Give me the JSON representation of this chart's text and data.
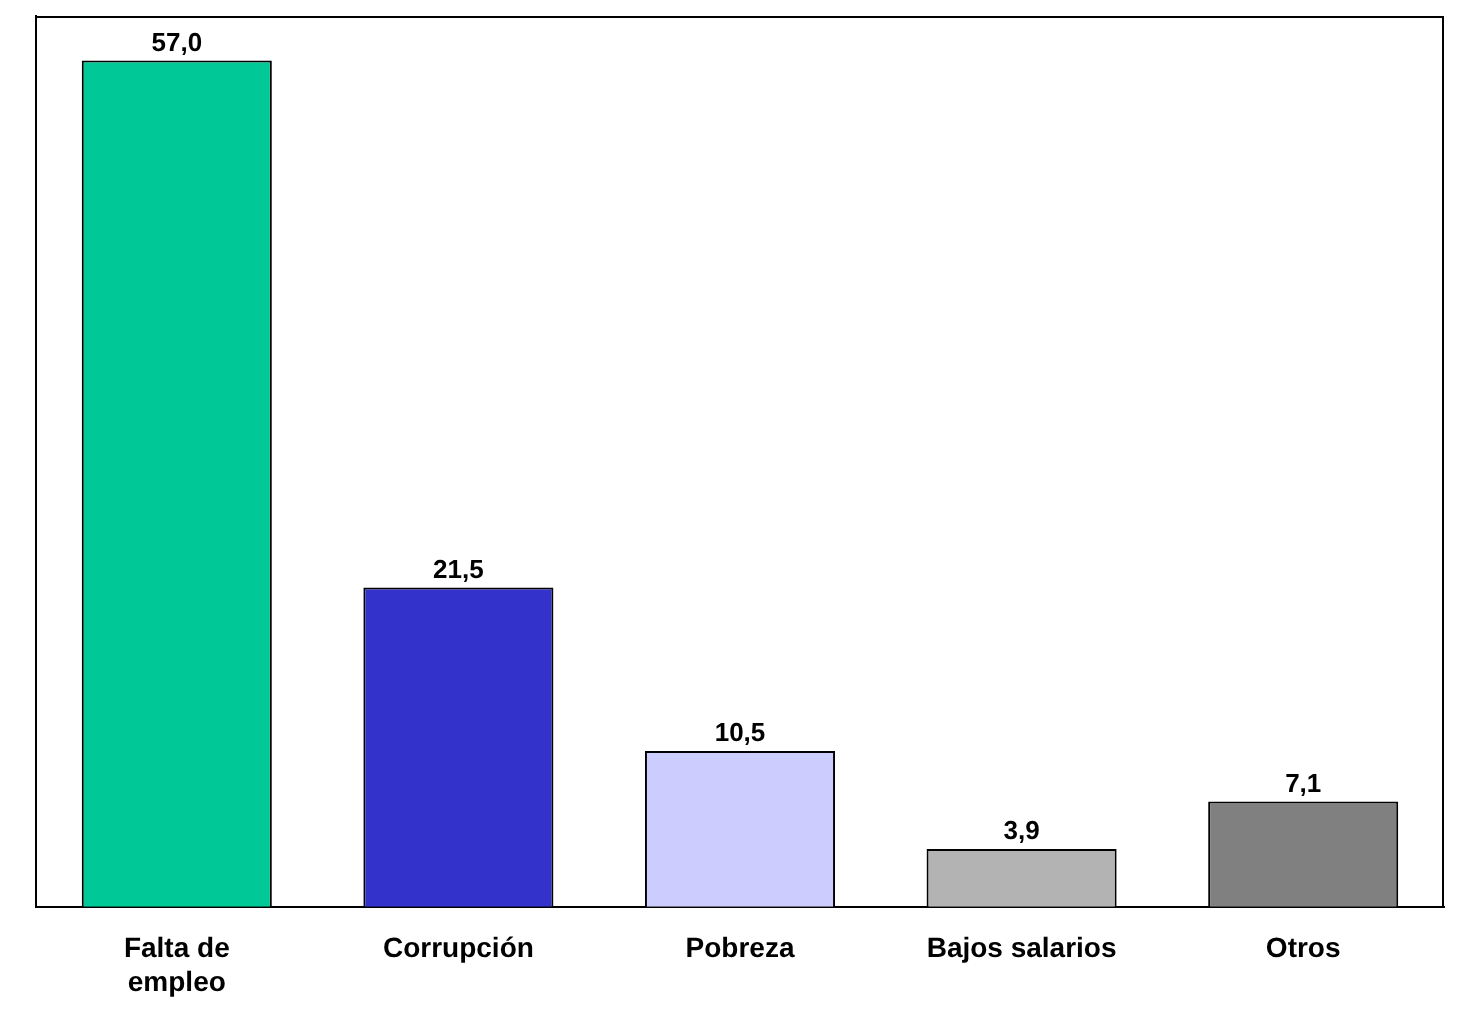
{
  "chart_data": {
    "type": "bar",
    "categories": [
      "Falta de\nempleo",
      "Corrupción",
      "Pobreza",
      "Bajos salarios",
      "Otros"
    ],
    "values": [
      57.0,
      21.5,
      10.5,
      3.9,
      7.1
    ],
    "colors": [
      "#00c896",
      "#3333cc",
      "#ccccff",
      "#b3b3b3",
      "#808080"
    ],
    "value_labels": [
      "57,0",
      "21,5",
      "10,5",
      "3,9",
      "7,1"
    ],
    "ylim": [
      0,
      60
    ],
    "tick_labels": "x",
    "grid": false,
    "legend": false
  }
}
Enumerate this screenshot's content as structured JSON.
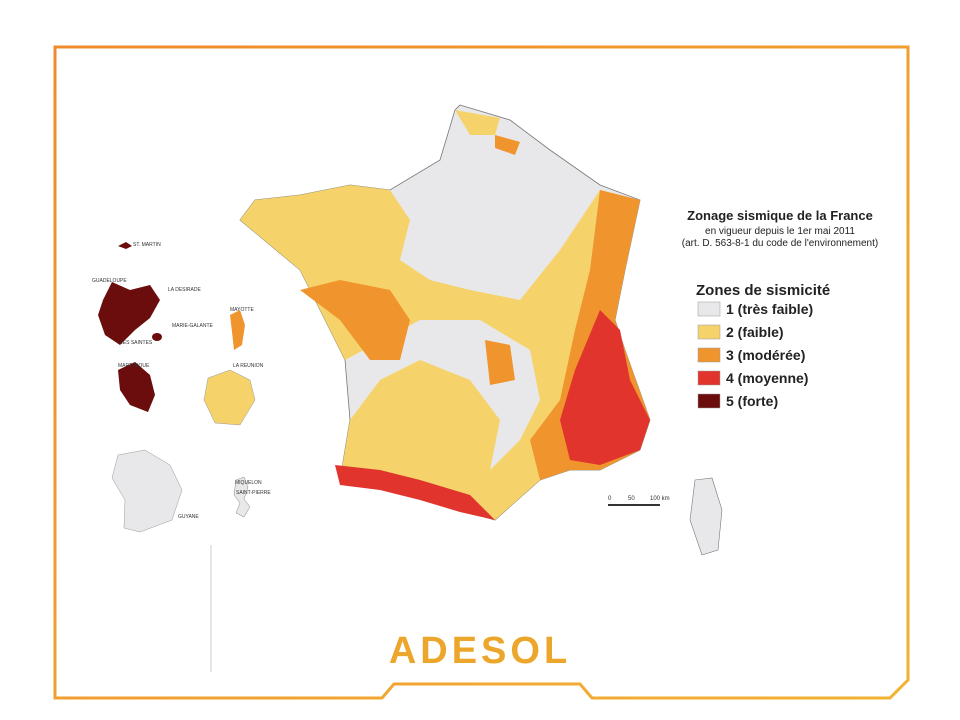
====
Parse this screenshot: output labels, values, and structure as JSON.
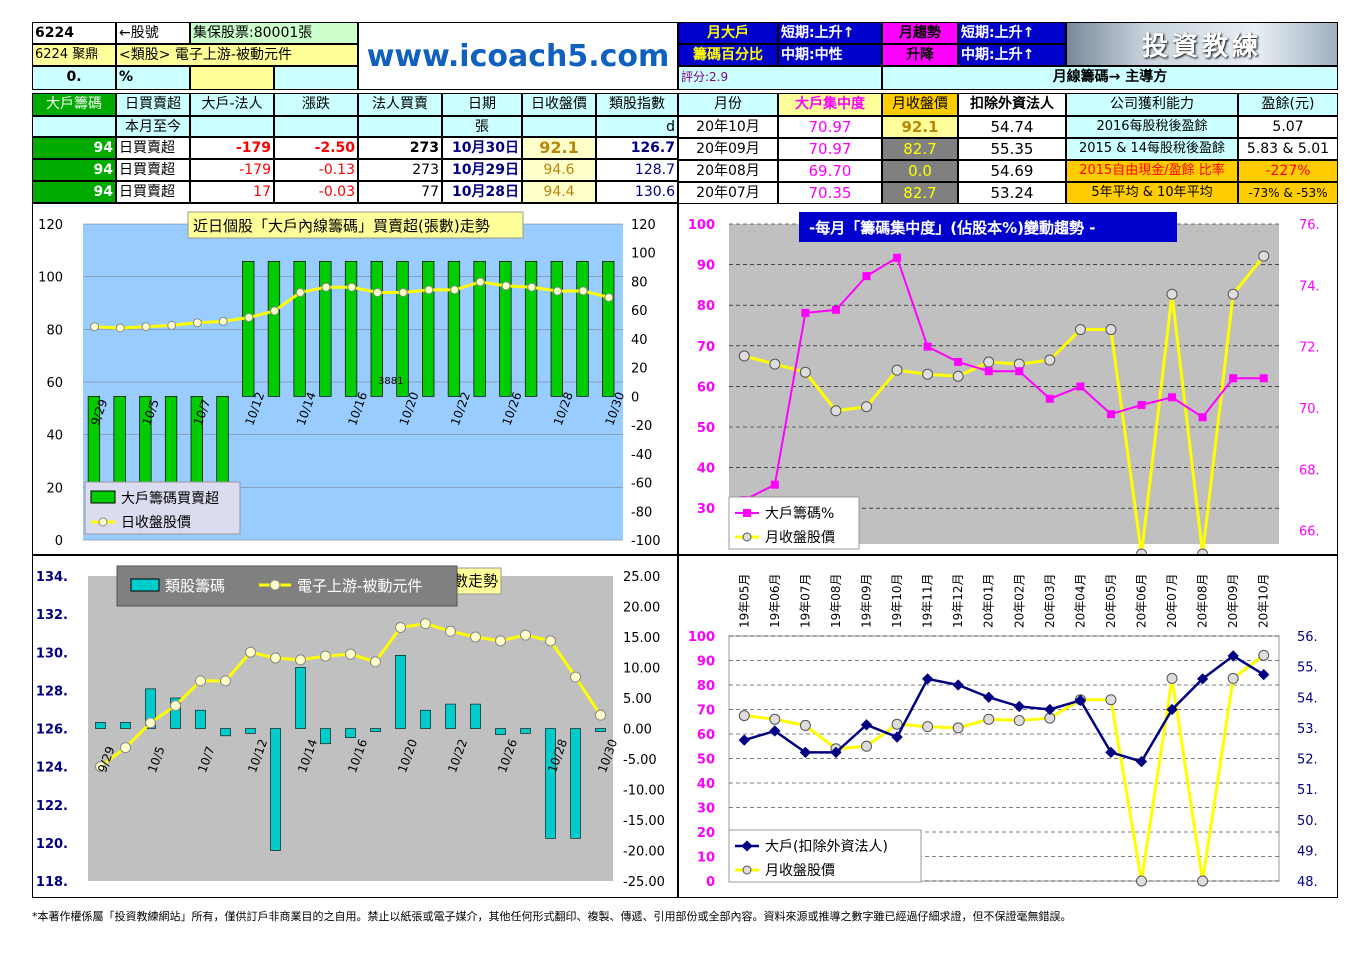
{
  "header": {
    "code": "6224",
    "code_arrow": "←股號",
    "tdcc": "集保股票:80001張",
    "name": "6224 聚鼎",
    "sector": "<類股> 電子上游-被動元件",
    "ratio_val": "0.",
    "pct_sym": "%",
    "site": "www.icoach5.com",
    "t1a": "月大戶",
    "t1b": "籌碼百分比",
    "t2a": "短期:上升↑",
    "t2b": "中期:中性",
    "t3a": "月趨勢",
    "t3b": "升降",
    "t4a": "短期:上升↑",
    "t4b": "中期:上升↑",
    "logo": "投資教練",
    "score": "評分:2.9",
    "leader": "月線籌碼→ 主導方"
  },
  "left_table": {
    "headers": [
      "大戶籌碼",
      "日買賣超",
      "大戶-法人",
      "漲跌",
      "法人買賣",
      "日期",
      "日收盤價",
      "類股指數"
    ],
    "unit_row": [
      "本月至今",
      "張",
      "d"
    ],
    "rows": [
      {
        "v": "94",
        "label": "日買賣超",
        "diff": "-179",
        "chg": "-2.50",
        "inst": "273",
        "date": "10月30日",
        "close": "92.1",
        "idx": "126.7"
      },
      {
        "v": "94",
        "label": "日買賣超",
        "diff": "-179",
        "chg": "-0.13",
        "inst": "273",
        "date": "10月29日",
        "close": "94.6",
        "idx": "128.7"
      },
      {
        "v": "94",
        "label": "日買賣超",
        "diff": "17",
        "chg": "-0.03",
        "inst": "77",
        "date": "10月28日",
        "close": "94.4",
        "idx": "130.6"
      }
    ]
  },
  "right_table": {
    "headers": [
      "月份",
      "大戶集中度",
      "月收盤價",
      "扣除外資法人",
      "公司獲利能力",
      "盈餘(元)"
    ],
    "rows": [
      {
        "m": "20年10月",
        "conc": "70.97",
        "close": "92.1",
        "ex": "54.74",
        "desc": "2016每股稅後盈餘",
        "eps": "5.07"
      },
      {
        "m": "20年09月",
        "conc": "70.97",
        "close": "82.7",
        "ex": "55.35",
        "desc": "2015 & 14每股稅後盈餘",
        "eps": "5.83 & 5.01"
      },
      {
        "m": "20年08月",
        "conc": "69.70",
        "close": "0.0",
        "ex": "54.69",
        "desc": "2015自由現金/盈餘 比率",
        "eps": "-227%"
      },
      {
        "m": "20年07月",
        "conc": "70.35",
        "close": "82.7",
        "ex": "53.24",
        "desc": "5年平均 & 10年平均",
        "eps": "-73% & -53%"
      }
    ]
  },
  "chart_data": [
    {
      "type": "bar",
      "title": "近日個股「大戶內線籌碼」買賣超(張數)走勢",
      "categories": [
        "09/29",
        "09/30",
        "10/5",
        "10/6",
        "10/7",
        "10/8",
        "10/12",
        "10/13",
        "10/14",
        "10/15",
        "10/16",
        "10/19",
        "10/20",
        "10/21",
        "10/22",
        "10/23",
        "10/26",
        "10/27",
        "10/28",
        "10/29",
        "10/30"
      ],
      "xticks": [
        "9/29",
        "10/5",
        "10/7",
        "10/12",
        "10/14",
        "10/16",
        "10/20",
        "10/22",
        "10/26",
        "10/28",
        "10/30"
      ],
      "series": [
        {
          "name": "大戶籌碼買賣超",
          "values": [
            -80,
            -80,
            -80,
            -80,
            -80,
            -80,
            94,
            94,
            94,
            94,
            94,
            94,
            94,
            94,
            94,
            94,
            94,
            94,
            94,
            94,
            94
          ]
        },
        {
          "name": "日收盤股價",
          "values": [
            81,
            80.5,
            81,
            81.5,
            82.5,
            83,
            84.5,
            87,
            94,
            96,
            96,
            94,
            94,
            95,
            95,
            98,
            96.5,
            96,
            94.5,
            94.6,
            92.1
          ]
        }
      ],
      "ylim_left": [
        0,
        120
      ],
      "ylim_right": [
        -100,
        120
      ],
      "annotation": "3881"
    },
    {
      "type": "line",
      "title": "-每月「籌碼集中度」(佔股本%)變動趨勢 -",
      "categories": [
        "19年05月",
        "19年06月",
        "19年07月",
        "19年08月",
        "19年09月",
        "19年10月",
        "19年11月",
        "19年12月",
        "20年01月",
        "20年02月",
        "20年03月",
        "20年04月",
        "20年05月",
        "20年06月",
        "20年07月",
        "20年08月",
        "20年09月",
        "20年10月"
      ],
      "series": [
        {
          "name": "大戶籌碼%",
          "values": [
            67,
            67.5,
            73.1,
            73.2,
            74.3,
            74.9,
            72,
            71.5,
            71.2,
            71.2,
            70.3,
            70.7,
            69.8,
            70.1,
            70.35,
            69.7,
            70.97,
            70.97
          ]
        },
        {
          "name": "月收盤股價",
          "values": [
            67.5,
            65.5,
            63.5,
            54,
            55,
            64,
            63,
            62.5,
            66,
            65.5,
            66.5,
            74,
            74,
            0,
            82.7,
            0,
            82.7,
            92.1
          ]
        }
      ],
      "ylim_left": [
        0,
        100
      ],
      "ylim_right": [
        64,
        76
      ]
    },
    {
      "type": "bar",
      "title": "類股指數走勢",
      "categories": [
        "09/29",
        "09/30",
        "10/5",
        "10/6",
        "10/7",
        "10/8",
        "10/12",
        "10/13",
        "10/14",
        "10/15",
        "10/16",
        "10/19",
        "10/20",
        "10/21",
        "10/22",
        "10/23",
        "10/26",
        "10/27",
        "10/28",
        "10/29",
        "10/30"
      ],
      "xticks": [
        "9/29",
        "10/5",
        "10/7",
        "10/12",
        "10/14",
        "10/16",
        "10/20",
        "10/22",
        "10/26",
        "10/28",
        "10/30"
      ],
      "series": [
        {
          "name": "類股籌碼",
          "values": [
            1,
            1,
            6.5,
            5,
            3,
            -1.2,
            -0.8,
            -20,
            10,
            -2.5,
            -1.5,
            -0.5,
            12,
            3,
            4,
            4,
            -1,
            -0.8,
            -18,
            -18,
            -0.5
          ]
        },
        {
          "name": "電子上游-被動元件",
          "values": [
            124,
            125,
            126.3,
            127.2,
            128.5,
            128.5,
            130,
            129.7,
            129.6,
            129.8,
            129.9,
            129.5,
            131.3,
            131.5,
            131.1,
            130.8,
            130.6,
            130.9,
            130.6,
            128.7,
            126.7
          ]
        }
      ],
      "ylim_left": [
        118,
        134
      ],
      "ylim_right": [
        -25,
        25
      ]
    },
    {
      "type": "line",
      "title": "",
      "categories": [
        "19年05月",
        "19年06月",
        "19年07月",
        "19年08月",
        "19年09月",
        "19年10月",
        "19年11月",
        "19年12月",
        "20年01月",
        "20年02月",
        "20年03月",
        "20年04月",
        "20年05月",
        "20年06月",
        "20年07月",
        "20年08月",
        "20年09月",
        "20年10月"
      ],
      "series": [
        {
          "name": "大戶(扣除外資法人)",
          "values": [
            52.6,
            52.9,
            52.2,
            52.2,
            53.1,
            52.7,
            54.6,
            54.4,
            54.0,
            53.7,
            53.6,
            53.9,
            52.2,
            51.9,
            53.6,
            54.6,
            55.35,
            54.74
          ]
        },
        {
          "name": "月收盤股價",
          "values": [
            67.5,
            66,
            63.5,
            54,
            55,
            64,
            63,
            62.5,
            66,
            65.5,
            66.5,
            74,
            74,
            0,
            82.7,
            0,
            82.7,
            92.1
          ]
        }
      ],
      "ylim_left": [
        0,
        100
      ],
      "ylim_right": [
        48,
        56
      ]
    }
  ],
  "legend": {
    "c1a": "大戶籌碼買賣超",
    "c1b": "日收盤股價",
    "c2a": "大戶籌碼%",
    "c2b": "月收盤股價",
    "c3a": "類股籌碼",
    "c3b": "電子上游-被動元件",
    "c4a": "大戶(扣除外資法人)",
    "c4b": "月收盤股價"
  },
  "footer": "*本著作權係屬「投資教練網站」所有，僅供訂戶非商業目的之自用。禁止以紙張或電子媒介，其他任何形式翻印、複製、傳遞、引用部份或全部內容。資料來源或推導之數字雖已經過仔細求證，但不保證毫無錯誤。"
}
====
▶ **The task**
Copy only what runs above from the line containing "Give me the" through the line containing "Enumerate this screenshot's", exactly. Leave out the pictures.

▶ **Complete output**
Give me the JSON representation of this chart's text and data.
{
  "chart_data": {
    "type": "bar",
    "categories": [
      "Falta de\nempleo",
      "Corrupción",
      "Pobreza",
      "Bajos salarios",
      "Otros"
    ],
    "values": [
      57.0,
      21.5,
      10.5,
      3.9,
      7.1
    ],
    "colors": [
      "#00c896",
      "#3333cc",
      "#ccccff",
      "#b3b3b3",
      "#808080"
    ],
    "value_labels": [
      "57,0",
      "21,5",
      "10,5",
      "3,9",
      "7,1"
    ],
    "ylim": [
      0,
      60
    ],
    "tick_labels": "x",
    "grid": false,
    "legend": false
  }
}
Enumerate this screenshot's content as structured JSON.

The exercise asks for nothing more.